PROBLEM: Each record below should be output verbatim, without pictures.

STORED ROWS:
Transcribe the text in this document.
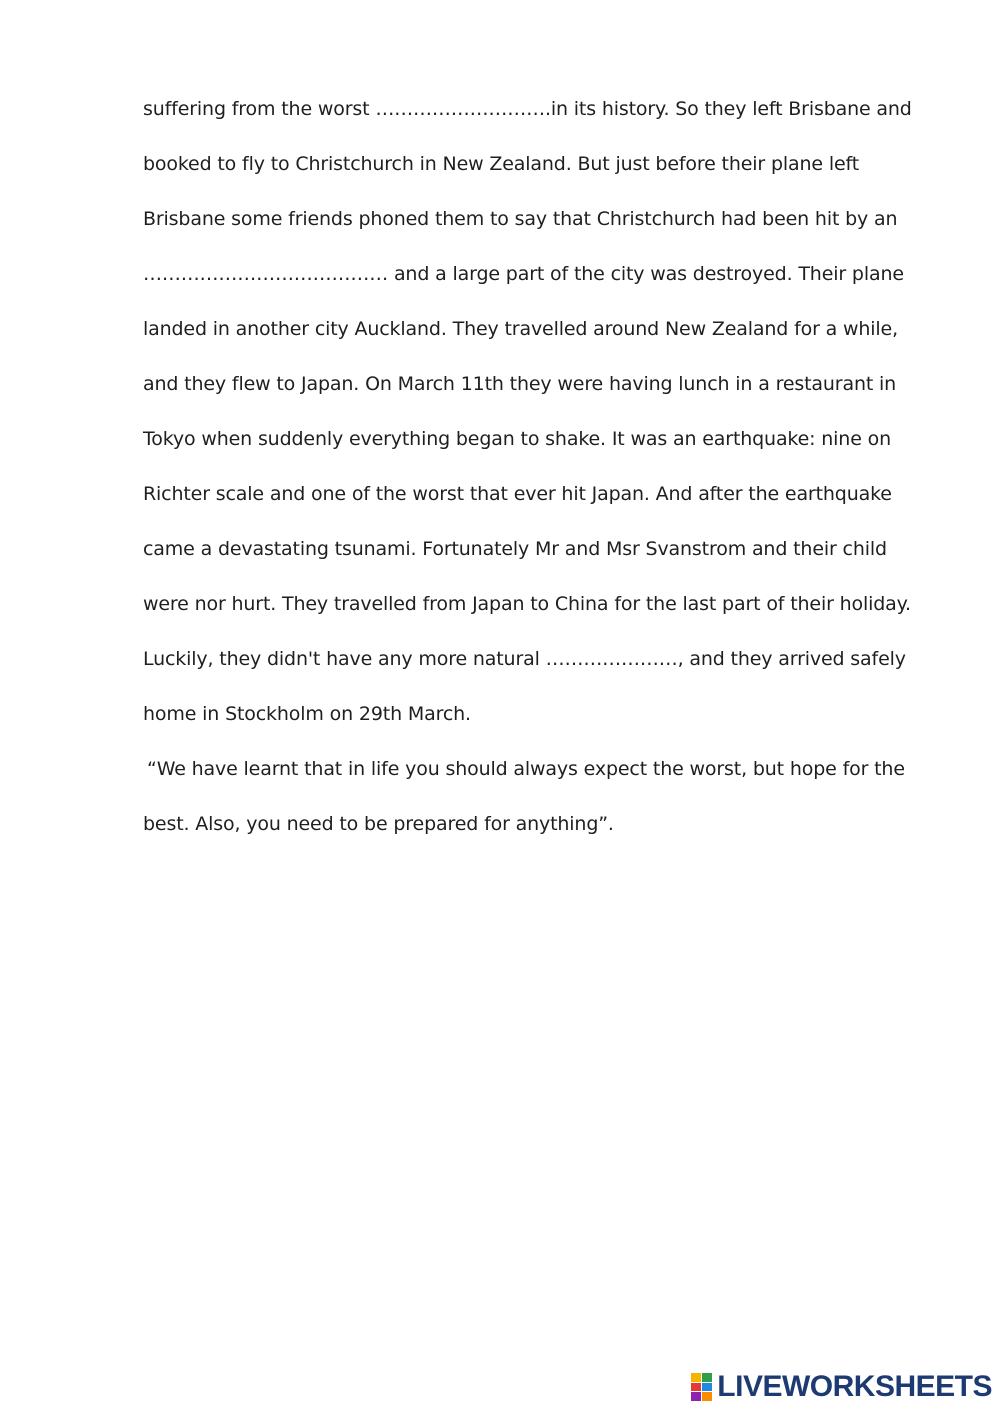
suffering from the worst ……………………….in its history. So they left Brisbane and
booked to fly to Christchurch in New Zealand. But just before their plane left
Brisbane some friends phoned them to say that Christchurch had been hit by an
………………………………… and a large part of the city was destroyed. Their plane
landed in another city Auckland. They travelled around New Zealand for a while,
and they flew to Japan. On March 11th they were having lunch in a restaurant in
Tokyo when suddenly everything began to shake. It was an earthquake: nine on
Richter scale and one of the worst that ever hit Japan. And after the earthquake
came a devastating tsunami. Fortunately Mr and Msr Svanstrom and their child
were nor hurt. They travelled from Japan to China for the last part of their holiday.
Luckily, they didn't have any more natural …………………, and they arrived safely
home in Stockholm on 29th March.
“We have learnt that in life you should always expect the worst, but hope for the
best. Also, you need to be prepared for anything”.
LIVEWORKSHEETS
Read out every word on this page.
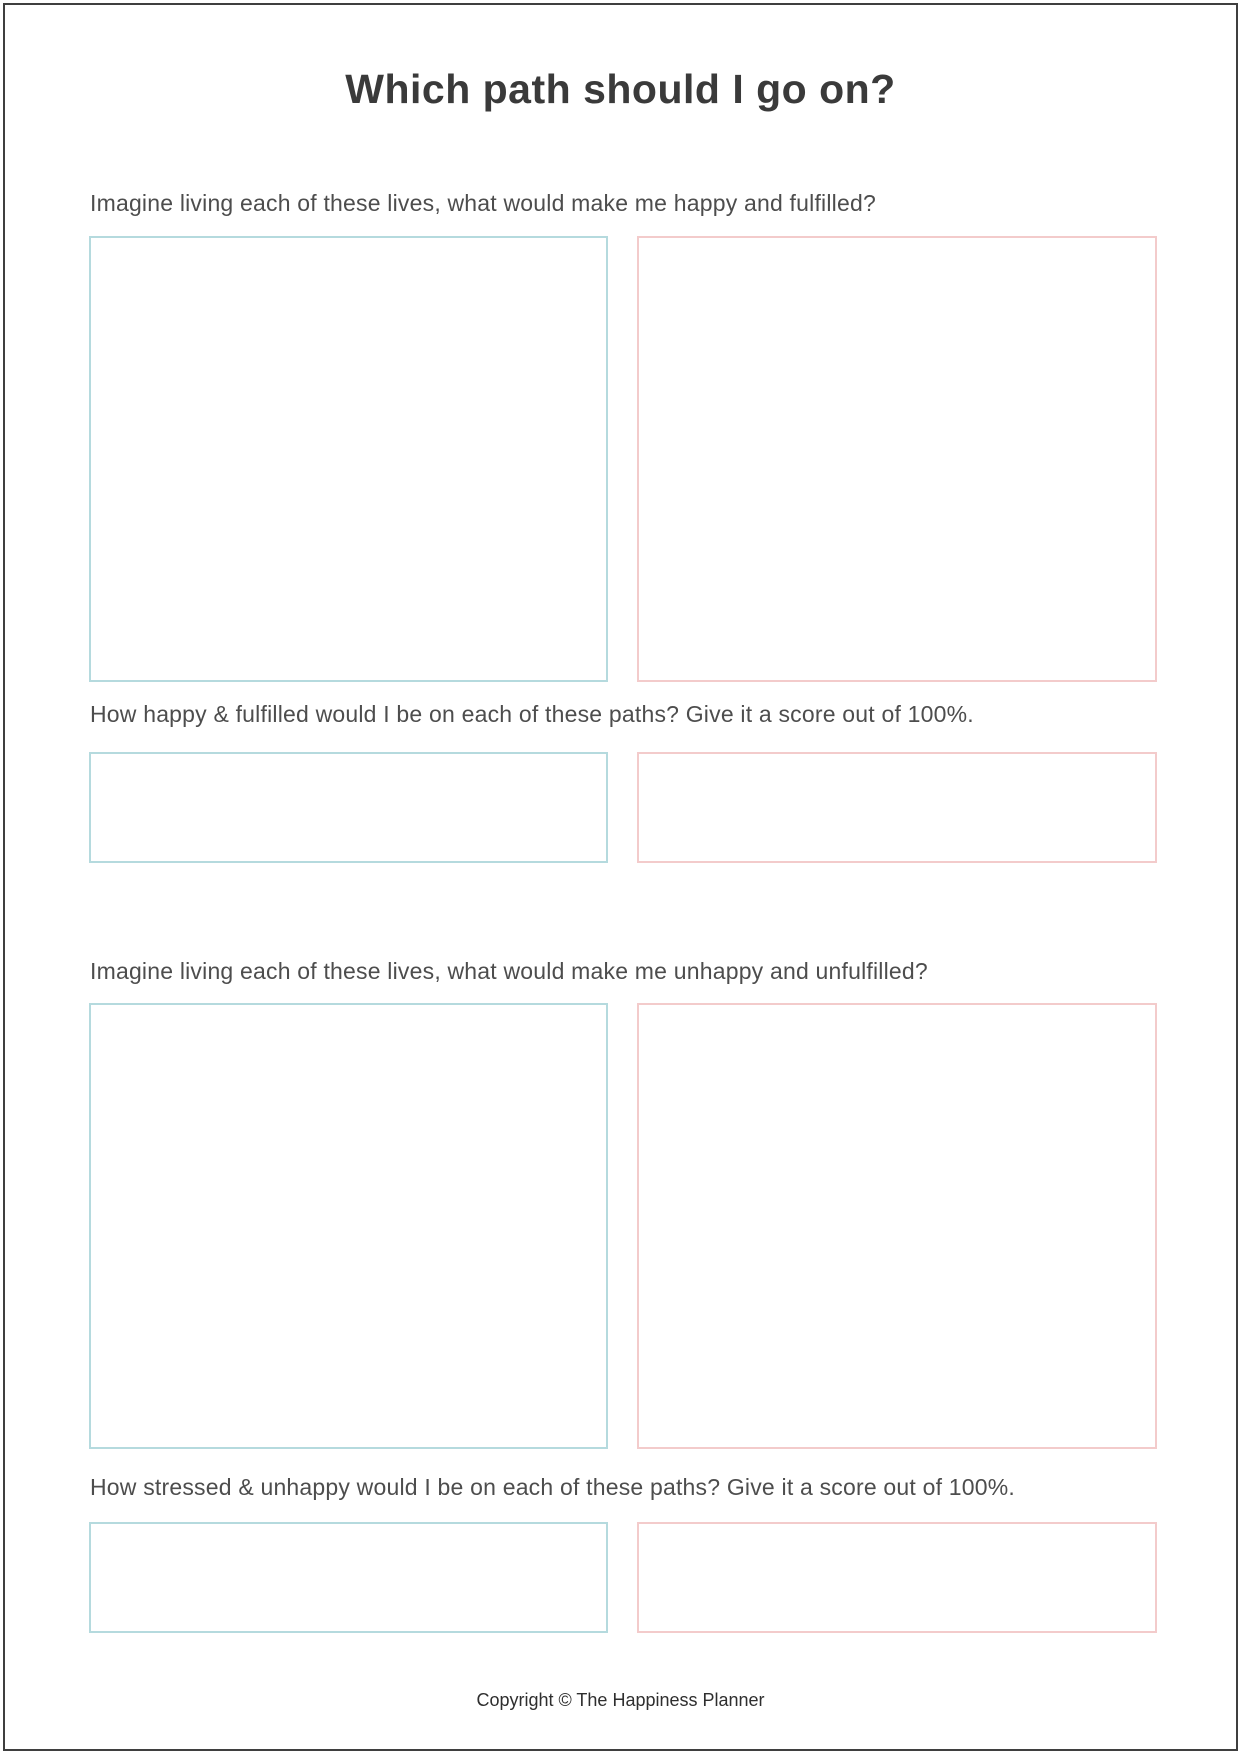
Which path should I go on?
Imagine living each of these lives, what would make me happy and fulfilled?
How happy & fulfilled would I be on each of these paths? Give it a score out of 100%.
Imagine living each of these lives, what would make me unhappy and unfulfilled?
How stressed & unhappy would I be on each of these paths? Give it a score out of 100%.
Copyright © The Happiness Planner
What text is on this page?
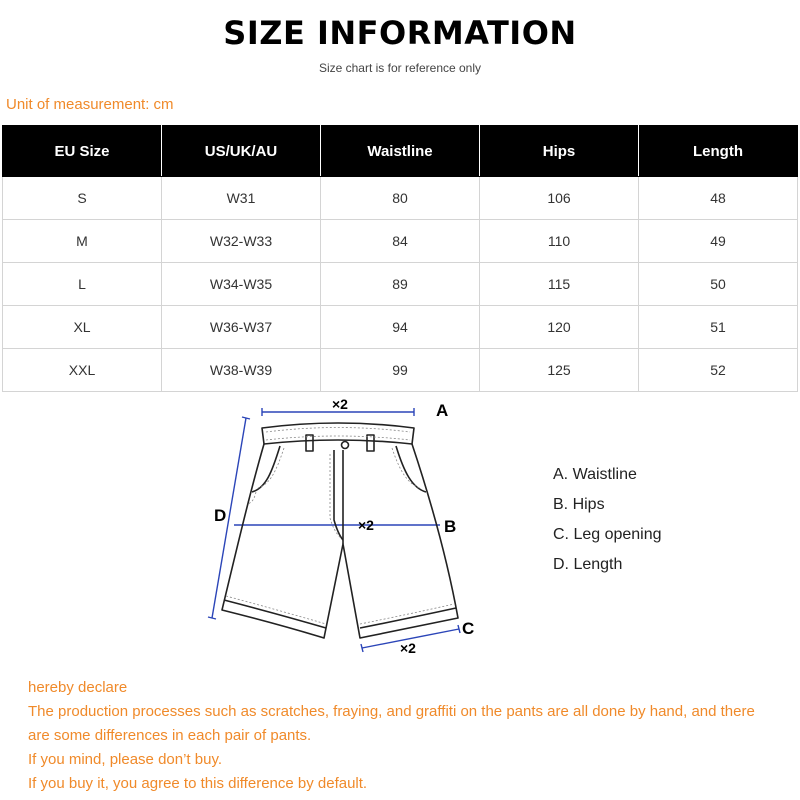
SIZE INFORMATION
Size chart is for reference only
Unit of measurement: cm
EU Size	US/UK/AU	Waistline	Hips	Length
S	W31	80	106	48
M	W32-W33	84	110	49
L	W34-W35	89	115	50
XL	W36-W37	94	120	51
XXL	W38-W39	99	125	52
A
×2
B
×2
C
×2
D
A. Waistline
B. Hips
C. Leg opening
D. Length
hereby declare
The production processes such as scratches, fraying, and graffiti on the pants are all done by hand, and there
are some differences in each pair of pants.
If you mind, please don’t buy.
If you buy it, you agree to this difference by default.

TASK SOLUTION:
Transcribe the text in this document.
suffering from the worst ……………………….in its history. So they left Brisbane and
booked to fly to Christchurch in New Zealand. But just before their plane left
Brisbane some friends phoned them to say that Christchurch had been hit by an
………………………………… and a large part of the city was destroyed. Their plane
landed in another city Auckland. They travelled around New Zealand for a while,
and they flew to Japan. On March 11th they were having lunch in a restaurant in
Tokyo when suddenly everything began to shake. It was an earthquake: nine on
Richter scale and one of the worst that ever hit Japan. And after the earthquake
came a devastating tsunami. Fortunately Mr and Msr Svanstrom and their child
were nor hurt. They travelled from Japan to China for the last part of their holiday.
Luckily, they didn't have any more natural …………………, and they arrived safely
home in Stockholm on 29th March.
“We have learnt that in life you should always expect the worst, but hope for the
best. Also, you need to be prepared for anything”.
LIVEWORKSHEETS
Read out every word on this page.
Which path should I go on?
Imagine living each of these lives, what would make me happy and fulfilled?
How happy & fulfilled would I be on each of these paths? Give it a score out of 100%.
Imagine living each of these lives, what would make me unhappy and unfulfilled?
How stressed & unhappy would I be on each of these paths? Give it a score out of 100%.
Copyright © The Happiness Planner
What text is on this page?
SIZE INFORMATION
Size chart is for reference only
Unit of measurement: cm
EU Size	US/UK/AU	Waistline	Hips	Length
S	W31	80	106	48
M	W32-W33	84	110	49
L	W34-W35	89	115	50
XL	W36-W37	94	120	51
XXL	W38-W39	99	125	52
A
×2
B
×2
C
×2
D
A. Waistline
B. Hips
C. Leg opening
D. Length
hereby declare
The production processes such as scratches, fraying, and graffiti on the pants are all done by hand, and there
are some differences in each pair of pants.
If you mind, please don’t buy.
If you buy it, you agree to this difference by default.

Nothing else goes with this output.